## What is being asked
Pick out every line of the entries below where "Kosten" occurs, and copy those lines.

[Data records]
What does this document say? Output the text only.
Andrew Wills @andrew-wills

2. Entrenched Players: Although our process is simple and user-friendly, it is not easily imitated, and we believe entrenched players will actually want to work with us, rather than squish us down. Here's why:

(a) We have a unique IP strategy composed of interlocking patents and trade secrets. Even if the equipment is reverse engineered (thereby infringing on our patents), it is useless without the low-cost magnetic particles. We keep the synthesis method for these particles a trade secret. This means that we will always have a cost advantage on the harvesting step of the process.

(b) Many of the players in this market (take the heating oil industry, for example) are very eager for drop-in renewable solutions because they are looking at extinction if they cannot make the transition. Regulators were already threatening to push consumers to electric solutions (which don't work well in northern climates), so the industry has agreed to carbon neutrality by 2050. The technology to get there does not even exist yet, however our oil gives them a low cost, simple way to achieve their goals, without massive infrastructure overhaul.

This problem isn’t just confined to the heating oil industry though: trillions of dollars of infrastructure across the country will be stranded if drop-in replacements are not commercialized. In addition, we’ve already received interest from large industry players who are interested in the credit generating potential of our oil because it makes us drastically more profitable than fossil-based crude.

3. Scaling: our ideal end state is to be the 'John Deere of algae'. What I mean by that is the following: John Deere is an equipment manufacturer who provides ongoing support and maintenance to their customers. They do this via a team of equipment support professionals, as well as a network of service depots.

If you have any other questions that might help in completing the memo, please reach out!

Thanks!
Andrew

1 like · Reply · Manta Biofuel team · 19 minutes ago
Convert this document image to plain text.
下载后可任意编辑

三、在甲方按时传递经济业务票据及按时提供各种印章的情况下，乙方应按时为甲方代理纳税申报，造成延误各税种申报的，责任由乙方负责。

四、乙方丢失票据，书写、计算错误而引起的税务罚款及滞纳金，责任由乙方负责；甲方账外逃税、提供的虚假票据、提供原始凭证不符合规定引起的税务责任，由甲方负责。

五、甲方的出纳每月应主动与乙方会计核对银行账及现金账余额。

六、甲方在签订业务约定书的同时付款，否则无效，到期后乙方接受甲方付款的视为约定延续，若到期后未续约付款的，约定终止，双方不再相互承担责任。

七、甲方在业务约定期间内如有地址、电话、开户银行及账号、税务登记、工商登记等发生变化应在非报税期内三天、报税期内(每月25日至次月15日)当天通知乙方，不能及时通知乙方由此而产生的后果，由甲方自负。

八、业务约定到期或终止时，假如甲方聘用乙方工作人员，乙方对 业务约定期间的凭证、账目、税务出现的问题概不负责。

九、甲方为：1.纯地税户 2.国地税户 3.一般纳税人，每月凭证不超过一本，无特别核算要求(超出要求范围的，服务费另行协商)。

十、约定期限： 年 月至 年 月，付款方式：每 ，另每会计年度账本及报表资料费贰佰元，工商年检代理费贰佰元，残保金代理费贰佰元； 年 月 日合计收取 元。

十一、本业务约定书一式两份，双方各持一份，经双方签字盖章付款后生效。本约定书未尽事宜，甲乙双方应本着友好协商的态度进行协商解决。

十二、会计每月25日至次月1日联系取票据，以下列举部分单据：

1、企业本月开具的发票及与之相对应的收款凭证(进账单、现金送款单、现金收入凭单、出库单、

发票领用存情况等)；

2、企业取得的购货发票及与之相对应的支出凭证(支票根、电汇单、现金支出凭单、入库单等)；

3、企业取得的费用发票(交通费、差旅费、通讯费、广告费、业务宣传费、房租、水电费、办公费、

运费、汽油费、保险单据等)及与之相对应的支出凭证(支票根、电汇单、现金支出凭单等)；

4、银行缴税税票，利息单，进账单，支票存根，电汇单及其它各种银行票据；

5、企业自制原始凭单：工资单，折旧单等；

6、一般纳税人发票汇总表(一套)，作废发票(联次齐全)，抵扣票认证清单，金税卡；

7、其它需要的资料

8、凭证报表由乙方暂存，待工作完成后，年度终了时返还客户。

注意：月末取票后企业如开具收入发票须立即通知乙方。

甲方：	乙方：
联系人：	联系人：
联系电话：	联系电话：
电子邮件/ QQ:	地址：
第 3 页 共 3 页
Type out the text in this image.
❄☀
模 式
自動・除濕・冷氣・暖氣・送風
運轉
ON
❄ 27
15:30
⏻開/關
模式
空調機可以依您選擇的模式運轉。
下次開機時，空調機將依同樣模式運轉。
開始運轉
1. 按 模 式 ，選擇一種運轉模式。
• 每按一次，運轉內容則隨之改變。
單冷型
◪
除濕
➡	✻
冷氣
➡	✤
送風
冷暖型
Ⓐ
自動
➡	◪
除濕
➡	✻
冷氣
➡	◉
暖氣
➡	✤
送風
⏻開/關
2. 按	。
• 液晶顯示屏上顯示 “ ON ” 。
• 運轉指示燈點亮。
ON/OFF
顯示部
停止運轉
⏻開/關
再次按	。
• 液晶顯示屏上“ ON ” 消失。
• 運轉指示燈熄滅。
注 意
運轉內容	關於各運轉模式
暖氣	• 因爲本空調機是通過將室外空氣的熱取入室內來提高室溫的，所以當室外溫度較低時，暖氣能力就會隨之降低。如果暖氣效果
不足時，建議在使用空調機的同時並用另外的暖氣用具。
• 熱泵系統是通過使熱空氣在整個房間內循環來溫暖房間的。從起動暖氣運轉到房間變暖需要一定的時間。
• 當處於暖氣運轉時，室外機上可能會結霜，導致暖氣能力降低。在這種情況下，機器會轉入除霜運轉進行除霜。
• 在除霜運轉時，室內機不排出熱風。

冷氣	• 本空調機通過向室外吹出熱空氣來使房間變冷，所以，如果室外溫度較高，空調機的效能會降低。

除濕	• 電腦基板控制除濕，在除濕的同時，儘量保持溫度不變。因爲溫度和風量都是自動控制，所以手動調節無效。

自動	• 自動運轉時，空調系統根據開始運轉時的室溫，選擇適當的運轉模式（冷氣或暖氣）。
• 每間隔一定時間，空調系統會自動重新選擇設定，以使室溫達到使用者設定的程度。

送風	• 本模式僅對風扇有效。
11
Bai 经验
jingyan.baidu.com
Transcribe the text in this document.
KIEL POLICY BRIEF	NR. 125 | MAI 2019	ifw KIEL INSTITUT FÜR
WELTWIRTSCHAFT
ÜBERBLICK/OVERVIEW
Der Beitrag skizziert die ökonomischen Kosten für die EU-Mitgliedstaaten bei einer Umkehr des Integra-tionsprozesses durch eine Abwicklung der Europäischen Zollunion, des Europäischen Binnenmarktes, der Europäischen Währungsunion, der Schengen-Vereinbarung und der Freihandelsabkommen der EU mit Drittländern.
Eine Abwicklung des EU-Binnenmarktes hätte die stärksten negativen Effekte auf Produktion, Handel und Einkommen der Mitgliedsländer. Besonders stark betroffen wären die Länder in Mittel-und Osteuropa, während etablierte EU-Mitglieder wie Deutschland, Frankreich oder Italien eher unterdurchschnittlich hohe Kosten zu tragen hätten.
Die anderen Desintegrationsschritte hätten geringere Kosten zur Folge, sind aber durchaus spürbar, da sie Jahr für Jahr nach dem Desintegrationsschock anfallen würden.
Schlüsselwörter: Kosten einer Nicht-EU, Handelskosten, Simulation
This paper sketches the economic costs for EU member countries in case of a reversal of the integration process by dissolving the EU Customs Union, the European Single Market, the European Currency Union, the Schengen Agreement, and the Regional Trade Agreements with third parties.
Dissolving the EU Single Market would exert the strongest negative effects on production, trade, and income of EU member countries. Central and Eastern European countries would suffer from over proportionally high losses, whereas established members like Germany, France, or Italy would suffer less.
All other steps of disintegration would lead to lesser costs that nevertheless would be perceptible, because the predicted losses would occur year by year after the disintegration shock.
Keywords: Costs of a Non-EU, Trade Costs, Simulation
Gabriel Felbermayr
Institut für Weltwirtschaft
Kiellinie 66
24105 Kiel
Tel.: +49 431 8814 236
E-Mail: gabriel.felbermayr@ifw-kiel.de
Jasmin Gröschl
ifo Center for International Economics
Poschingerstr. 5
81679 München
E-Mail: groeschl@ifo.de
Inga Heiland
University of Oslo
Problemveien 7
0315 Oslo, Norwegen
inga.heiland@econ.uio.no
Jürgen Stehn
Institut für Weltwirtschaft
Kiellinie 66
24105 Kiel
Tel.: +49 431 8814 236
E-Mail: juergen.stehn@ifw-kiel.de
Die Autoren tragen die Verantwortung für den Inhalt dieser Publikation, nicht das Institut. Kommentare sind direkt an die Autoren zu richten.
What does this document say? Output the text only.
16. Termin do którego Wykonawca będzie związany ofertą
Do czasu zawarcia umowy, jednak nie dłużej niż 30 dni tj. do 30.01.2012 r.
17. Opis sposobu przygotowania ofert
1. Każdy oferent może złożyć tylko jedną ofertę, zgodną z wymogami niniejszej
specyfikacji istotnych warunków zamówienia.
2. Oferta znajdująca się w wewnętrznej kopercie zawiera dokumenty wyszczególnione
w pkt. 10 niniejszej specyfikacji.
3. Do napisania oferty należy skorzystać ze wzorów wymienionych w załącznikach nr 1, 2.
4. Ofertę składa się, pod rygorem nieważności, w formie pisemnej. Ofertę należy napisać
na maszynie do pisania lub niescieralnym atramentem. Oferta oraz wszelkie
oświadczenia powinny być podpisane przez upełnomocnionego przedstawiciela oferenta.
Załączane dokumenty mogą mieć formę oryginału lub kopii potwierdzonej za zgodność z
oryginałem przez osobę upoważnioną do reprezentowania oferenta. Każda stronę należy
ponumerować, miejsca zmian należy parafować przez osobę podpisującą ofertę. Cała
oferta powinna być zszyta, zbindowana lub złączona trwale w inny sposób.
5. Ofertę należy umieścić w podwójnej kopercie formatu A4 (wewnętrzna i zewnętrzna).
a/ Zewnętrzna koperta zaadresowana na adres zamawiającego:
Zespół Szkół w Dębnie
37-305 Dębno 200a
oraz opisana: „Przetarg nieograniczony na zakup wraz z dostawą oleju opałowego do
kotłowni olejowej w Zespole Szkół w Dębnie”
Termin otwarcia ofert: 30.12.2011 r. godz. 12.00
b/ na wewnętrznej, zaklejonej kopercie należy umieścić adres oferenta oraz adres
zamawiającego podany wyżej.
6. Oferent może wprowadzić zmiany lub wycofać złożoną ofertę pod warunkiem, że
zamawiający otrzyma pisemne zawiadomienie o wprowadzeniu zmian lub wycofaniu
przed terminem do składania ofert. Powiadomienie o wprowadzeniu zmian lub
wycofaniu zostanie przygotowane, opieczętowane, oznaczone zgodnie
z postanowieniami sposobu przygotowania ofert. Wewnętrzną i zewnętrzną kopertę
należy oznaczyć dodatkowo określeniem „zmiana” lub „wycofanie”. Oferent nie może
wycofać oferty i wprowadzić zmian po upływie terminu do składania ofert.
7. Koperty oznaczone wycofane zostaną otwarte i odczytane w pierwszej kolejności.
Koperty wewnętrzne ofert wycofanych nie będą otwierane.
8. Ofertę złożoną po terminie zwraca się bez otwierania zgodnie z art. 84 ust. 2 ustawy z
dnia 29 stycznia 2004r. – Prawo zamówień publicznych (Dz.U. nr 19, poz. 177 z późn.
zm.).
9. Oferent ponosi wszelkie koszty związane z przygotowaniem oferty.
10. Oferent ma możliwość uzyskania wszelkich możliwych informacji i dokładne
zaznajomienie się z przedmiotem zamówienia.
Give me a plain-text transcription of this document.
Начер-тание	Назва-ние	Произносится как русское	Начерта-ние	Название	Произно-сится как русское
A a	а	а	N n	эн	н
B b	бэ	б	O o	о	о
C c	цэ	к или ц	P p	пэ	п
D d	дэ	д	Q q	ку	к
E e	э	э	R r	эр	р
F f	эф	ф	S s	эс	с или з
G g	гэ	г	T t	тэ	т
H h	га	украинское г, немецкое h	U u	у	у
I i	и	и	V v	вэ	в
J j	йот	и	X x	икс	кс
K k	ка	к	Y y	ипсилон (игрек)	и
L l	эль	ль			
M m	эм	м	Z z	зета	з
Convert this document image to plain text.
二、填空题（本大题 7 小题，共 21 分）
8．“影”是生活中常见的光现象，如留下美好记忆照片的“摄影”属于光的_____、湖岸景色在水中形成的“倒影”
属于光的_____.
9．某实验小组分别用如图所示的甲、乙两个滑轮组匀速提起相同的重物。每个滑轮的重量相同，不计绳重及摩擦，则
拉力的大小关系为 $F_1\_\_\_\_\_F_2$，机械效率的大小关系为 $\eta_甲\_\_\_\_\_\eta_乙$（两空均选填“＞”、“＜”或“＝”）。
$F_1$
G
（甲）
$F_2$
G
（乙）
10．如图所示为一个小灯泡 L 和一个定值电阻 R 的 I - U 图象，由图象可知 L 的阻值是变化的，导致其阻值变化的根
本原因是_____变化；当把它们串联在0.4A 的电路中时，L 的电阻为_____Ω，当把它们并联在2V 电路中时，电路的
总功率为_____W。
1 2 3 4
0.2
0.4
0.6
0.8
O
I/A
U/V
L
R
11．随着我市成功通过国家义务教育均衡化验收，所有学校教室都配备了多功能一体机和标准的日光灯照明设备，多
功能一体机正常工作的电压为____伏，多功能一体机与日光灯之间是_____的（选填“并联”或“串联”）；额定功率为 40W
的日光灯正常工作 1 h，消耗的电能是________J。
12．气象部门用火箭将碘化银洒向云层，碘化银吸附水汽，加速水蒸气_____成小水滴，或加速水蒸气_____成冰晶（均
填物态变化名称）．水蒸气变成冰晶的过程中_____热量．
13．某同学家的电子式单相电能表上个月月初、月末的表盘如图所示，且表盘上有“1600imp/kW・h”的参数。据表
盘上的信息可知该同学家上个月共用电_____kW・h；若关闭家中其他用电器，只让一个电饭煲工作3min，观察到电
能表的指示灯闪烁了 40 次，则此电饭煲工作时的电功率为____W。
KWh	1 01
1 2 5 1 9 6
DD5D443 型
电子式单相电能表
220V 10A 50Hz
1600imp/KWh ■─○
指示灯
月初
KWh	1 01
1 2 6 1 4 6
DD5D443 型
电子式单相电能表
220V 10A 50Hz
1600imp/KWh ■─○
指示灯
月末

## Correct output
Der Beitrag skizziert die ökonomischen Kosten für die EU-Mitgliedstaaten bei einer Umkehr des Integra-tionsprozesses durch eine Abwicklung der Europäischen Zollunion, des Europäischen Binnenmarktes, der Europäischen Währungsunion, der Schengen-Vereinbarung und der Freihandelsabkommen der EU mit Drittländern.
Eine Abwicklung des EU-Binnenmarktes hätte die stärksten negativen Effekte auf Produktion, Handel und Einkommen der Mitgliedsländer. Besonders stark betroffen wären die Länder in Mittel-und Osteuropa, während etablierte EU-Mitglieder wie Deutschland, Frankreich oder Italien eher unterdurchschnittlich hohe Kosten zu tragen hätten.
Die anderen Desintegrationsschritte hätten geringere Kosten zur Folge, sind aber durchaus spürbar, da sie Jahr für Jahr nach dem Desintegrationsschock anfallen würden.
Schlüsselwörter: Kosten einer Nicht-EU, Handelskosten, Simulation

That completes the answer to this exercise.